** START **

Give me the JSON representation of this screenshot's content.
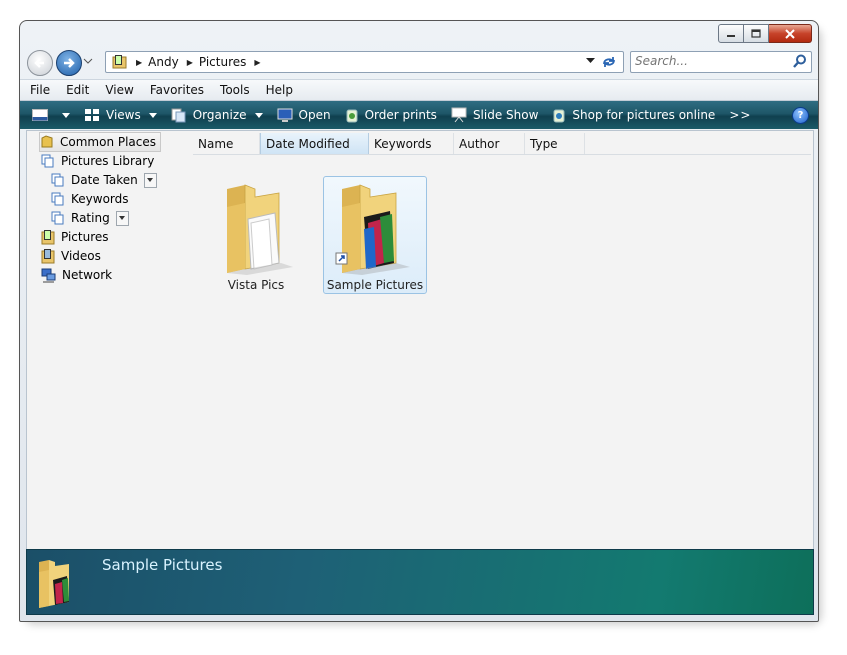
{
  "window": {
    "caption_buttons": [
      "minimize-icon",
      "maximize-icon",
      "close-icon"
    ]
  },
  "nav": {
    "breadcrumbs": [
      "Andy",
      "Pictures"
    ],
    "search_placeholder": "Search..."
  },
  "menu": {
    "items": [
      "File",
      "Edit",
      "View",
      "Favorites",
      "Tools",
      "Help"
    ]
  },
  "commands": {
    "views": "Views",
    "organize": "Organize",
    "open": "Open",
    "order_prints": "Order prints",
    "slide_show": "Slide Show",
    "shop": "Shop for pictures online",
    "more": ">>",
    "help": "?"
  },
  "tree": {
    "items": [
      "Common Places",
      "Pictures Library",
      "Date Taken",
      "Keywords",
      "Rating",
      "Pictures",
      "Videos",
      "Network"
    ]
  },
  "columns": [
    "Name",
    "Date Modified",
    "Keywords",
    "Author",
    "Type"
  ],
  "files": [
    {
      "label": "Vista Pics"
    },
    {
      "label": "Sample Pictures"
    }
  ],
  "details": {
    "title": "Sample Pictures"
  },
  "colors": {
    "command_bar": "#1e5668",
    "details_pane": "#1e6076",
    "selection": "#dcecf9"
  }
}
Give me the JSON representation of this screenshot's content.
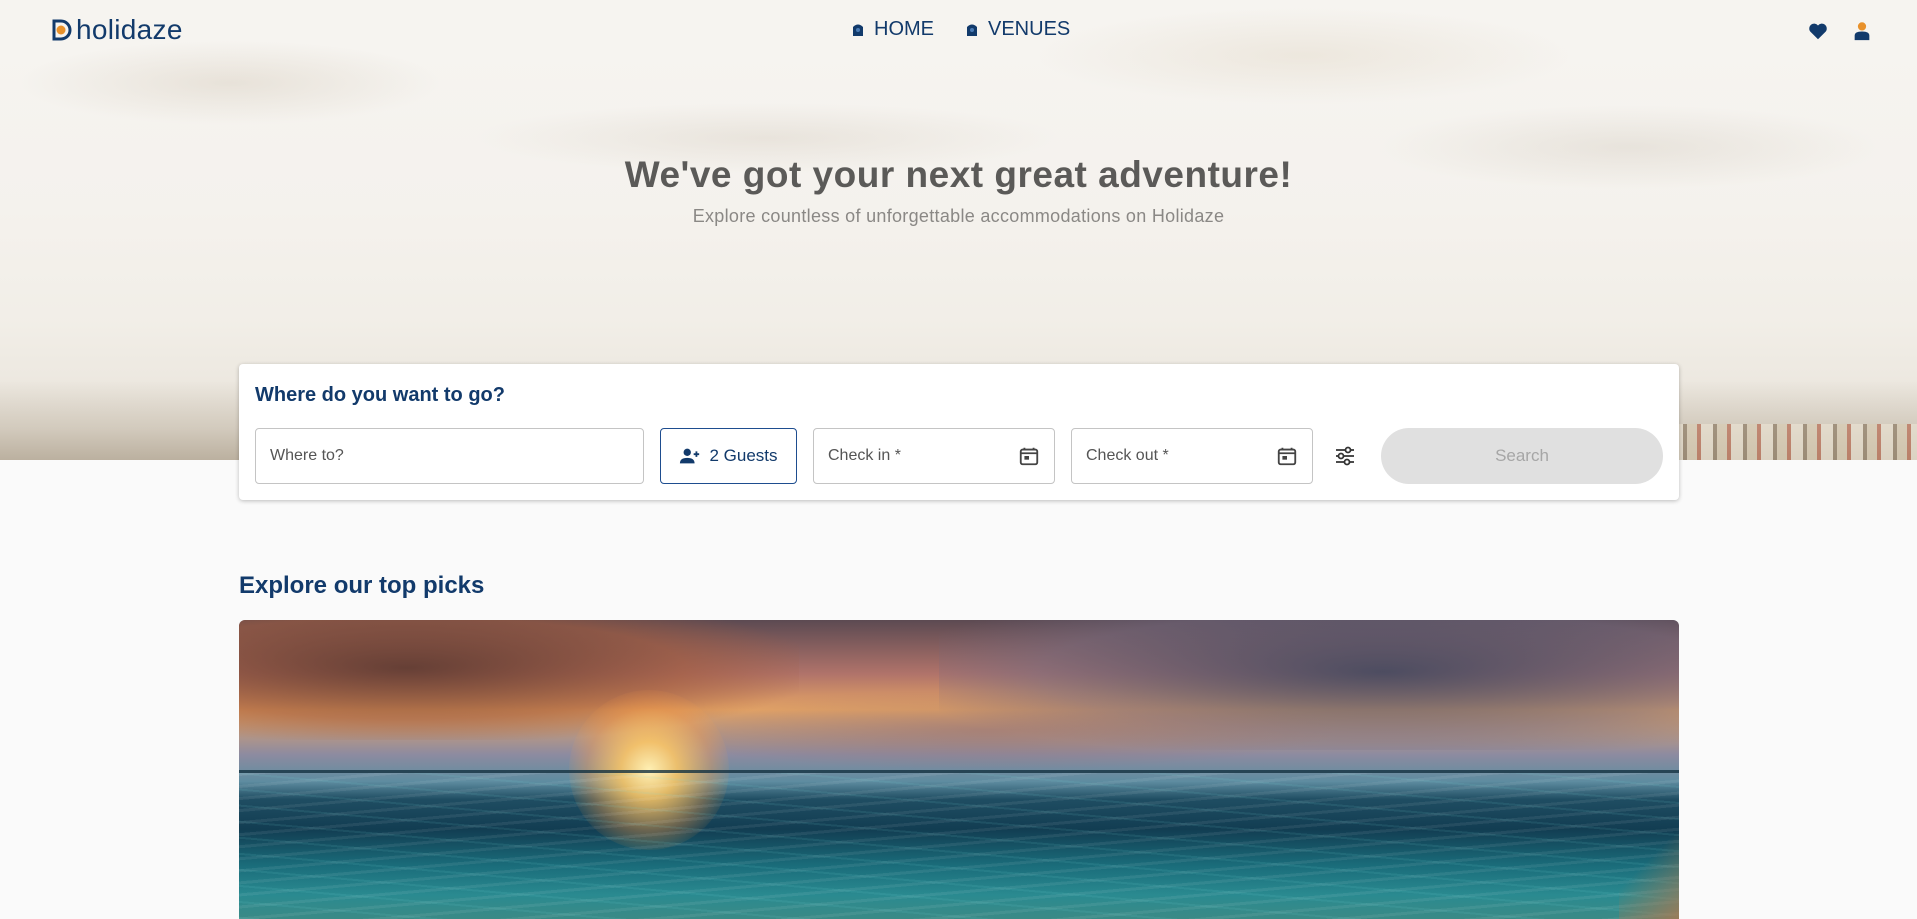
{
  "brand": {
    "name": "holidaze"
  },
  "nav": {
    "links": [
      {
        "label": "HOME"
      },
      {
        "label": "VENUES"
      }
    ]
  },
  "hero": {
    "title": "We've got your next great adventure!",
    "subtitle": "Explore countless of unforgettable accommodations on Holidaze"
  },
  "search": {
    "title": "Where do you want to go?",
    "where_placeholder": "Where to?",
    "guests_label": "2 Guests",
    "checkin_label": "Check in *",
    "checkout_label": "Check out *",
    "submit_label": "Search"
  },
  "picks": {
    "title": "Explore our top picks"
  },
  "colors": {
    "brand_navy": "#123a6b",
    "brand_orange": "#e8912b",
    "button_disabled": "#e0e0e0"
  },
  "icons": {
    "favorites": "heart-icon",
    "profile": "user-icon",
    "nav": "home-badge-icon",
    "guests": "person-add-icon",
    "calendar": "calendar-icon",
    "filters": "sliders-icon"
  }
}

** END **
** START **

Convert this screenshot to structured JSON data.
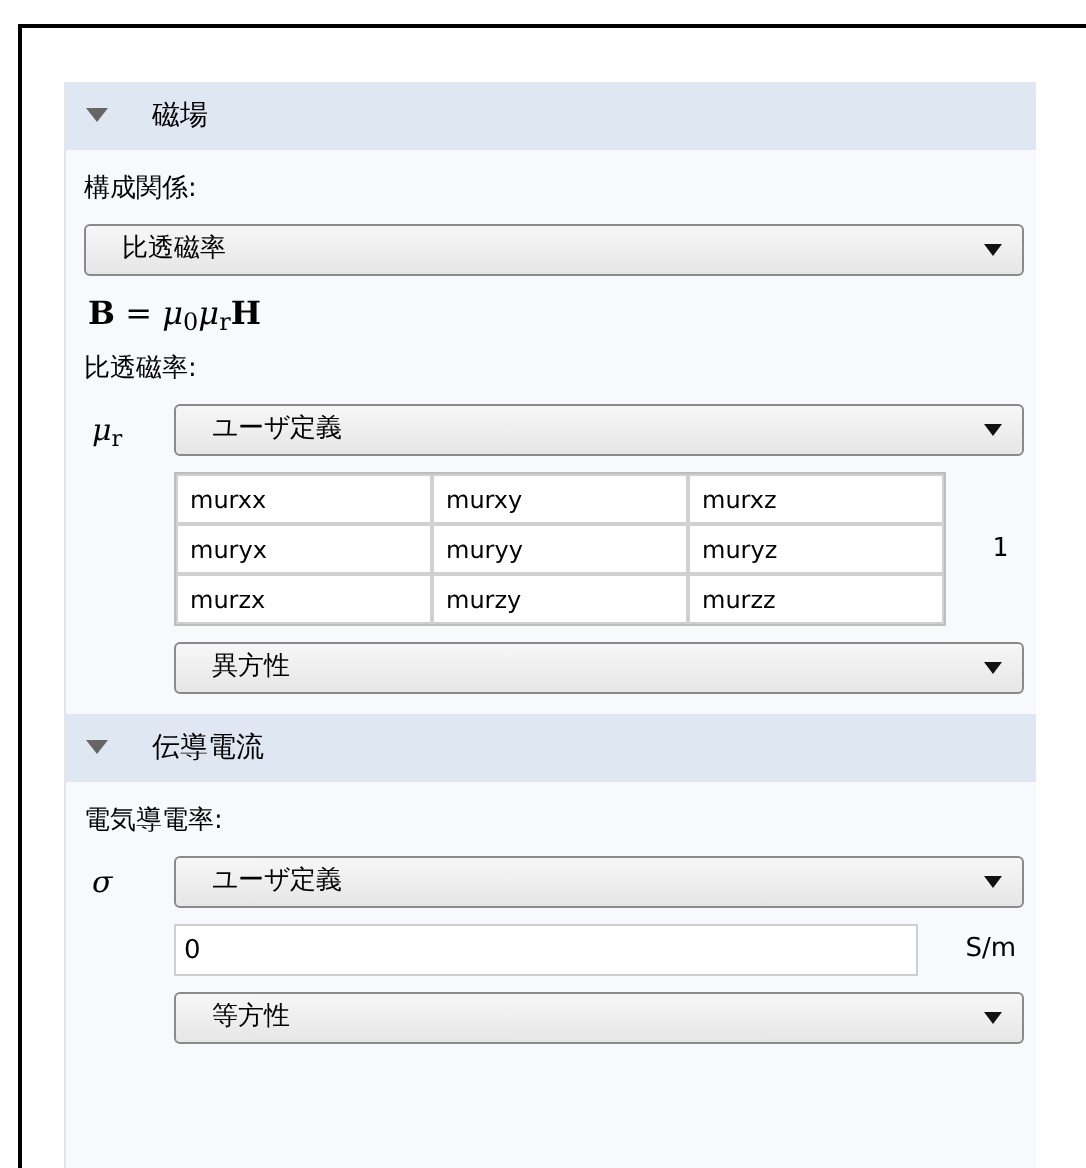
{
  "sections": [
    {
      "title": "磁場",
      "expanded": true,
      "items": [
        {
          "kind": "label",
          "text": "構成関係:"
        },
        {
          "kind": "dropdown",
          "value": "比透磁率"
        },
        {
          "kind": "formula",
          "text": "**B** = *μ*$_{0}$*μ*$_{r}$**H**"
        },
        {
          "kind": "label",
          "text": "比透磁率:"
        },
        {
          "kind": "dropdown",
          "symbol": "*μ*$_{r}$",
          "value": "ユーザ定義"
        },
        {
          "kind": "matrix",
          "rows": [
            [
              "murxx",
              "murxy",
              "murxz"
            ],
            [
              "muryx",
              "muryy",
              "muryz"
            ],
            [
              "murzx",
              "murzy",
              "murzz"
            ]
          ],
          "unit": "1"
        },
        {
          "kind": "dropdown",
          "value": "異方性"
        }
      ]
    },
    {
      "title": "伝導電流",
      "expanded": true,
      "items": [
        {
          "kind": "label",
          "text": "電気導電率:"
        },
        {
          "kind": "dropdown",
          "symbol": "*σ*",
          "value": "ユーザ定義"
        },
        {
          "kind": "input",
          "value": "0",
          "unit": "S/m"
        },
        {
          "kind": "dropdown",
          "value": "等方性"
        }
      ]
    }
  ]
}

** END **
** START **

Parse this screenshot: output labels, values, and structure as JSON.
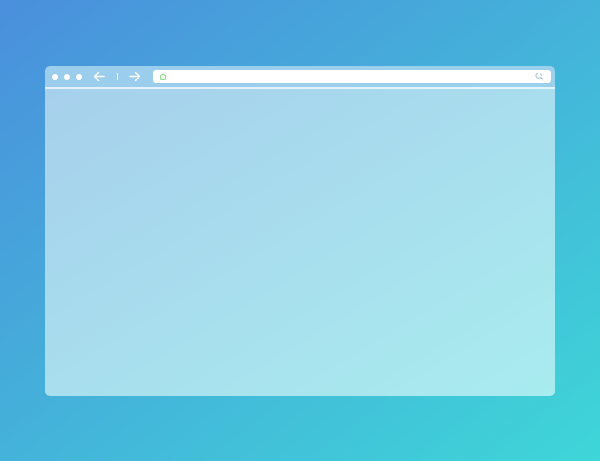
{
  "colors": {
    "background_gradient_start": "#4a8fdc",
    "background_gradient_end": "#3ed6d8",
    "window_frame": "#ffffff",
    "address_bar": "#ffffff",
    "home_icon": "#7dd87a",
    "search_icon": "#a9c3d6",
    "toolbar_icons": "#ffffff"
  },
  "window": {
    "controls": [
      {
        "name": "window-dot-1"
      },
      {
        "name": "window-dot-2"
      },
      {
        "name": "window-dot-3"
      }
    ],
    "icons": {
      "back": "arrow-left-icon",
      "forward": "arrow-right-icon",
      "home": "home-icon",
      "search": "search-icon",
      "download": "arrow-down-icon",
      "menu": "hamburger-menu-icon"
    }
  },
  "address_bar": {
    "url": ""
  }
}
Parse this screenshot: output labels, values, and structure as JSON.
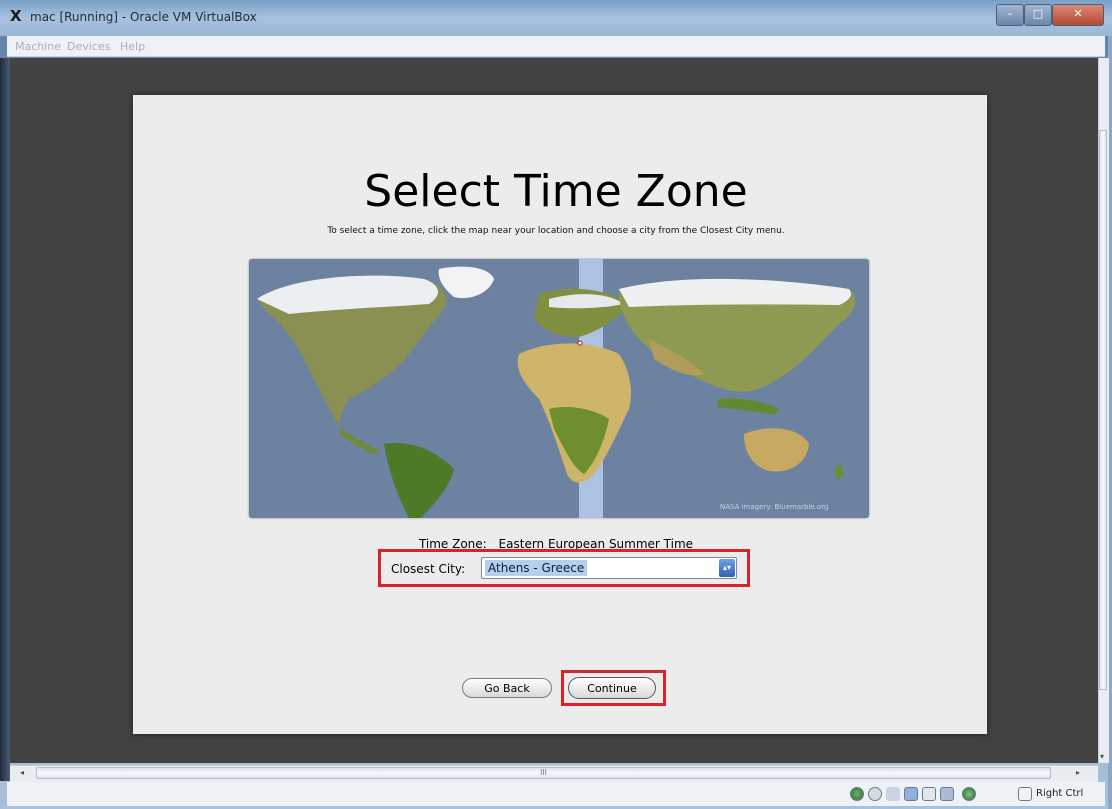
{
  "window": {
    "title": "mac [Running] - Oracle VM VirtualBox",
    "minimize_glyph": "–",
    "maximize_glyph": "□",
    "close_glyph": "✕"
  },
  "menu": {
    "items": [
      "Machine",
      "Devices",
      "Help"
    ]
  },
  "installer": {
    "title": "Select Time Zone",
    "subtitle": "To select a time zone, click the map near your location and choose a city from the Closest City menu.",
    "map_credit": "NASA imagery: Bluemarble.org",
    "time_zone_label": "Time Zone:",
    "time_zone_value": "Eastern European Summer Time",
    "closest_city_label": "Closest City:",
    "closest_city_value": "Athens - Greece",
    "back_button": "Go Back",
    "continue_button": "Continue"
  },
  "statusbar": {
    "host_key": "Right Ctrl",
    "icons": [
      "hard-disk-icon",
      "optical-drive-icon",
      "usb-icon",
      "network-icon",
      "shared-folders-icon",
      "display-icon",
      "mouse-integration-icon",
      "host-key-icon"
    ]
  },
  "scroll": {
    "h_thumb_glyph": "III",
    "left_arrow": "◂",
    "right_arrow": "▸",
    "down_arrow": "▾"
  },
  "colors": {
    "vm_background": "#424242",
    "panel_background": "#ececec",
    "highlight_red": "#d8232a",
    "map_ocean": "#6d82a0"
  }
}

** END **

- _Short task_
Extract every line that has the string "ffffff" in it.

- _Exercise response_
    "window_frame": "#ffffff",
    "address_bar": "#ffffff",
    "toolbar_icons": "#ffffff"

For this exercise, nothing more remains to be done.